---- Information provided

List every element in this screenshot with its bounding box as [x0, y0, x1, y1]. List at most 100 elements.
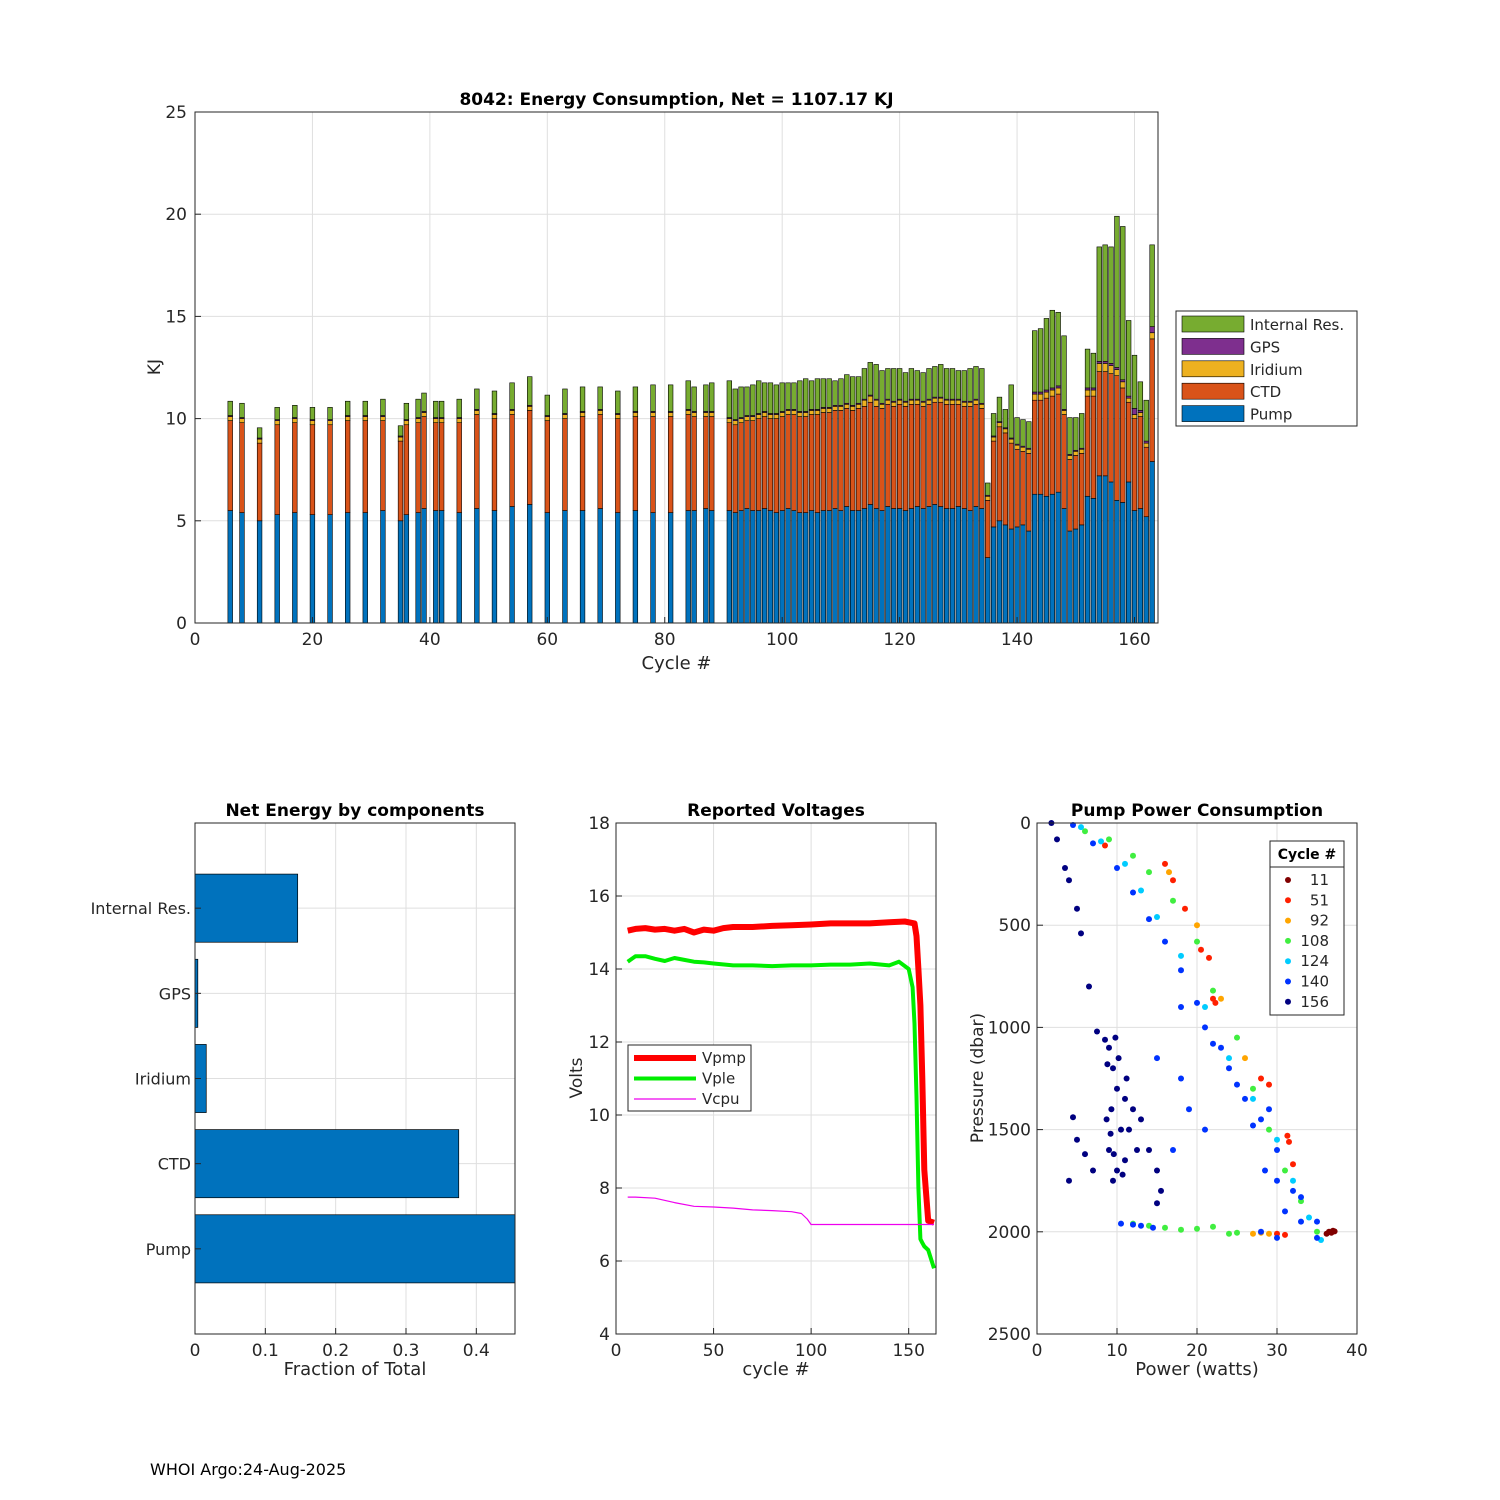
energy-bar-pump: [926, 506, 932, 624]
pump-ytick-label: 2500: [988, 1325, 1031, 1345]
energy-bar-internalres: [732, 388, 738, 420]
energy-bar-internalres: [785, 382, 791, 410]
energy-bar-ctd: [1102, 371, 1108, 477]
energy-bar-pump: [949, 508, 956, 624]
components-bar-internalres: [194, 873, 299, 943]
energy-ytick-label: 0: [176, 614, 187, 634]
pump-legend-marker: [1285, 937, 1291, 944]
energy-bar-internalres: [926, 368, 932, 400]
energy-bar-internalres: [1090, 352, 1097, 389]
components-ytick-label: Internal Res.: [91, 899, 191, 918]
energy-bar-ctd: [808, 414, 815, 511]
energy-bar-ctd: [1120, 387, 1126, 503]
pump-point-cycle-156: [1106, 1147, 1112, 1153]
pump-point-cycle-124: [1154, 914, 1160, 920]
energy-legend-swatch: [1181, 338, 1245, 355]
energy-bar-internalres: [1008, 384, 1014, 439]
energy-bar-ctd: [773, 418, 779, 513]
pump-xtick-label: 20: [1186, 1341, 1208, 1361]
pump-point-cycle-156: [1082, 1151, 1088, 1158]
energy-bar-internalres: [938, 364, 944, 398]
energy-bar-ctd: [491, 418, 498, 511]
pump-xlabel: Power (watts): [1135, 1359, 1258, 1380]
energy-bar-iridium: [1049, 389, 1055, 397]
energy-bar-gps: [1043, 389, 1050, 393]
energy-bar-internalres: [879, 370, 885, 404]
voltages-xtick-label: 100: [795, 1341, 827, 1361]
energy-bar-ctd: [908, 403, 915, 509]
pump-point-cycle-51: [1170, 877, 1176, 884]
energy-bar-internalres: [597, 386, 603, 410]
pump-point-cycle-124: [1122, 860, 1128, 867]
pump-point-cycle-156: [1054, 836, 1060, 843]
energy-bar-pump: [562, 510, 568, 624]
energy-bar-iridium: [579, 412, 586, 417]
pump-point-cycle-51: [1290, 1161, 1296, 1168]
energy-xtick-label: 40: [419, 630, 441, 650]
energy-bar-pump: [1108, 481, 1114, 624]
pump-point-cycle-140: [1186, 1106, 1192, 1113]
voltages-ticks: 0 50 100 150 4 6 8 10 12 14 16 18: [588, 814, 925, 1361]
energy-bar-internalres: [415, 398, 421, 418]
energy-bar-iridium: [1055, 387, 1061, 395]
energy-bar-pump: [891, 508, 897, 624]
energy-bar-ctd: [421, 416, 427, 509]
energy-bar-internalres: [650, 384, 656, 412]
energy-bar-ctd: [397, 440, 404, 522]
energy-legend: Internal Res. GPS Iridium CTD Pump: [1175, 310, 1358, 427]
energy-bar-ctd: [650, 416, 656, 513]
energy-title: 8042: Energy Consumption, Net = 1107.17 …: [459, 90, 893, 110]
energy-bar-ctd: [855, 408, 862, 511]
pump-point-cycle-140: [1170, 1147, 1176, 1153]
pump-point-cycle-92: [1218, 995, 1224, 1002]
energy-ytick-label: 10: [165, 410, 187, 430]
energy-bar-ctd: [1114, 375, 1120, 501]
energy-bar-pump: [943, 508, 950, 624]
energy-bar-pump: [832, 508, 838, 624]
energy-bar-gps: [1055, 385, 1061, 389]
pump-point-cycle-124: [1178, 952, 1184, 959]
pump-point-cycle-156: [1138, 1116, 1144, 1123]
pump-point-cycle-108: [1250, 1085, 1256, 1092]
energy-bar-internalres: [309, 407, 316, 420]
pump-point-cycle-140: [1258, 1228, 1264, 1235]
energy-bar-iridium: [891, 401, 897, 407]
pump-legend-marker: [1285, 917, 1291, 924]
energy-bar-ctd: [820, 412, 826, 511]
energy-bar-ctd: [1079, 453, 1085, 526]
pump-point-cycle-140: [1262, 1167, 1268, 1174]
energy-bar-internalres: [239, 402, 245, 418]
energy-legend-label: GPS: [1250, 338, 1280, 356]
energy-bar-internalres: [949, 368, 956, 400]
energy-bar-iridium: [1061, 410, 1067, 415]
pump-point-cycle-108: [1194, 1225, 1200, 1232]
voltage-legend-label: Vple: [702, 1070, 735, 1088]
pump-point-cycle-92: [1166, 869, 1172, 876]
pump-point-cycle-108: [1194, 938, 1200, 945]
energy-bar-ctd: [615, 418, 621, 513]
pump-point-cycle-140: [1298, 1194, 1304, 1201]
energy-bar-ctd: [926, 403, 932, 507]
energy-bar-ctd: [943, 403, 950, 509]
pump-point-cycle-140: [1202, 1126, 1208, 1133]
energy-bar-pump: [1032, 493, 1038, 624]
energy-bar-iridium: [1120, 381, 1126, 389]
energy-bar-ctd: [838, 410, 844, 511]
energy-bar-pump: [597, 508, 603, 624]
energy-bar-iridium: [750, 416, 756, 421]
energy-bar-internalres: [474, 388, 480, 410]
energy-bar-iridium: [996, 422, 1003, 428]
pump-point-cycle-140: [1146, 916, 1152, 923]
pump-point-cycle-140: [1090, 840, 1096, 847]
energy-bar-pump: [1084, 495, 1091, 624]
pump-point-cycle-108: [1146, 869, 1152, 876]
pump-point-cycle-140: [1178, 967, 1184, 974]
energy-bar-ctd: [756, 418, 762, 511]
energy-bar-ctd: [380, 420, 386, 511]
energy-bar-pump: [309, 514, 316, 624]
energy-bar-pump: [867, 504, 873, 624]
energy-bar-ctd: [544, 420, 550, 513]
energy-bar-ctd: [867, 401, 873, 505]
pump-ylabel: Pressure (dbar): [968, 1013, 988, 1143]
energy-bar-pump: [779, 510, 785, 624]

--------

**What this task involves**
Put every line of the rows above into a Markdown table with two columns, Line No. and Row Text. Skip blank lines, and leave the pictures out.

**Task result**
| Line No. | Row Text |
|---|---|
| 1 | List every element in this screenshot with its bounding box as [x0, y0, x1, y1]. List at most 100 elements. |
| 2 | energy-bar-pump: [926, 506, 932, 624] |
| 3 | pump-ytick-label: 2500: [988, 1325, 1031, 1345] |
| 4 | energy-bar-internalres: [732, 388, 738, 420] |
| 5 | energy-bar-internalres: [785, 382, 791, 410] |
| 6 | energy-bar-ctd: [1102, 371, 1108, 477] |
| 7 | energy-bar-pump: [949, 508, 956, 624] |
| 8 | components-bar-internalres: [194, 873, 299, 943] |
| 9 | energy-ytick-label: 0: [176, 614, 187, 634] |
| 10 | pump-legend-marker: [1285, 937, 1291, 944] |
| 11 | energy-bar-internalres: [926, 368, 932, 400] |
| 12 | energy-bar-internalres: [1090, 352, 1097, 389] |
| 13 | components-ytick-label: Internal Res.: [91, 899, 191, 918] |
| 14 | energy-bar-ctd: [808, 414, 815, 511] |
| 15 | energy-bar-ctd: [1120, 387, 1126, 503] |
| 16 | pump-point-cycle-156: [1106, 1147, 1112, 1153] |
| 17 | pump-point-cycle-124: [1154, 914, 1160, 920] |
| 18 | energy-legend-swatch: [1181, 338, 1245, 355] |
| 19 | energy-bar-internalres: [1008, 384, 1014, 439] |
| 20 | energy-bar-ctd: [773, 418, 779, 513] |
| 21 | pump-xtick-label: 20: [1186, 1341, 1208, 1361] |
| 22 | pump-point-cycle-156: [1082, 1151, 1088, 1158] |
| 23 | energy-bar-internalres: [938, 364, 944, 398] |
| 24 | energy-bar-ctd: [491, 418, 498, 511] |
| 25 | pump-xlabel: Power (watts): [1135, 1359, 1258, 1380] |
| 26 | energy-bar-iridium: [1049, 389, 1055, 397] |
| 27 | energy-bar-gps: [1043, 389, 1050, 393] |
| 28 | energy-bar-internalres: [879, 370, 885, 404] |
| 29 | voltages-xtick-label: 100: [795, 1341, 827, 1361] |
| 30 | energy-bar-ctd: [908, 403, 915, 509] |
| 31 | pump-point-cycle-51: [1170, 877, 1176, 884] |
| 32 | energy-bar-internalres: [597, 386, 603, 410] |
| 33 | pump-point-cycle-124: [1122, 860, 1128, 867] |
| 34 | pump-point-cycle-156: [1054, 836, 1060, 843] |
| 35 | energy-bar-pump: [562, 510, 568, 624] |
| 36 | energy-bar-iridium: [579, 412, 586, 417] |
| 37 | pump-point-cycle-51: [1290, 1161, 1296, 1168] |
| 38 | energy-xtick-label: 40: [419, 630, 441, 650] |
| 39 | energy-bar-pump: [1108, 481, 1114, 624] |
| 40 | pump-point-cycle-140: [1186, 1106, 1192, 1113] |
| 41 | voltages-ticks: 0 50 100 150 4 6 8 10 12 14 16 18: [588, 814, 925, 1361] |
| 42 | energy-bar-internalres: [415, 398, 421, 418] |
| 43 | energy-bar-iridium: [1055, 387, 1061, 395] |
| 44 | energy-bar-pump: [891, 508, 897, 624] |
| 45 | energy-bar-ctd: [421, 416, 427, 509] |
| 46 | energy-bar-internalres: [650, 384, 656, 412] |
| 47 | energy-bar-ctd: [397, 440, 404, 522] |
| 48 | energy-legend: Internal Res. GPS Iridium CTD Pump: [1175, 310, 1358, 427] |
| 49 | energy-bar-ctd: [650, 416, 656, 513] |
| 50 | energy-title: 8042: Energy Consumption, Net = 1107.17 …: [459, 90, 893, 110] |
| 51 | energy-bar-ctd: [855, 408, 862, 511] |
| 52 | pump-point-cycle-140: [1170, 1147, 1176, 1153] |
| 53 | pump-point-cycle-92: [1218, 995, 1224, 1002] |
| 54 | energy-ytick-label: 10: [165, 410, 187, 430] |
| 55 | energy-bar-ctd: [1114, 375, 1120, 501] |
| 56 | energy-bar-pump: [943, 508, 950, 624] |
| 57 | energy-bar-pump: [832, 508, 838, 624] |
| 58 | energy-bar-gps: [1055, 385, 1061, 389] |
| 59 | pump-point-cycle-124: [1178, 952, 1184, 959] |
| 60 | pump-point-cycle-156: [1138, 1116, 1144, 1123] |
| 61 | pump-point-cycle-108: [1250, 1085, 1256, 1092] |
| 62 | energy-bar-internalres: [309, 407, 316, 420] |
| 63 | pump-point-cycle-140: [1258, 1228, 1264, 1235] |
| 64 | energy-bar-iridium: [891, 401, 897, 407] |
| 65 | pump-legend-marker: [1285, 917, 1291, 924] |
| 66 | energy-bar-ctd: [820, 412, 826, 511] |
| 67 | energy-bar-ctd: [1079, 453, 1085, 526] |
| 68 | pump-point-cycle-140: [1262, 1167, 1268, 1174] |
| 69 | energy-bar-internalres: [239, 402, 245, 418] |
| 70 | energy-legend-label: GPS: [1250, 338, 1280, 356] |
| 71 | energy-bar-internalres: [949, 368, 956, 400] |
| 72 | energy-bar-iridium: [1061, 410, 1067, 415] |
| 73 | pump-point-cycle-108: [1194, 1225, 1200, 1232] |
| 74 | voltage-legend-label: Vple: [702, 1070, 735, 1088] |
| 75 | pump-point-cycle-92: [1166, 869, 1172, 876] |
| 76 | pump-point-cycle-108: [1194, 938, 1200, 945] |
| 77 | energy-bar-ctd: [615, 418, 621, 513] |
| 78 | pump-point-cycle-140: [1298, 1194, 1304, 1201] |
| 79 | energy-bar-ctd: [926, 403, 932, 507] |
| 80 | energy-bar-ctd: [943, 403, 950, 509] |
| 81 | pump-point-cycle-140: [1202, 1126, 1208, 1133] |
| 82 | energy-bar-pump: [1032, 493, 1038, 624] |
| 83 | energy-bar-iridium: [1120, 381, 1126, 389] |
| 84 | energy-bar-ctd: [838, 410, 844, 511] |
| 85 | energy-bar-pump: [597, 508, 603, 624] |
| 86 | energy-bar-iridium: [750, 416, 756, 421] |
| 87 | energy-bar-internalres: [474, 388, 480, 410] |
| 88 | energy-bar-iridium: [996, 422, 1003, 428] |
| 89 | pump-point-cycle-140: [1146, 916, 1152, 923] |
| 90 | pump-point-cycle-140: [1090, 840, 1096, 847] |
| 91 | energy-bar-pump: [1084, 495, 1091, 624] |
| 92 | pump-point-cycle-108: [1146, 869, 1152, 876] |
| 93 | pump-point-cycle-140: [1178, 967, 1184, 974] |
| 94 | energy-bar-ctd: [756, 418, 762, 511] |
| 95 | energy-bar-ctd: [380, 420, 386, 511] |
| 96 | energy-bar-pump: [309, 514, 316, 624] |
| 97 | energy-bar-pump: [867, 504, 873, 624] |
| 98 | energy-bar-ctd: [544, 420, 550, 513] |
| 99 | energy-bar-ctd: [867, 401, 873, 505] |
| 100 | pump-ylabel: Pressure (dbar): [968, 1013, 988, 1143] |
| 101 | energy-bar-pump: [779, 510, 785, 624] |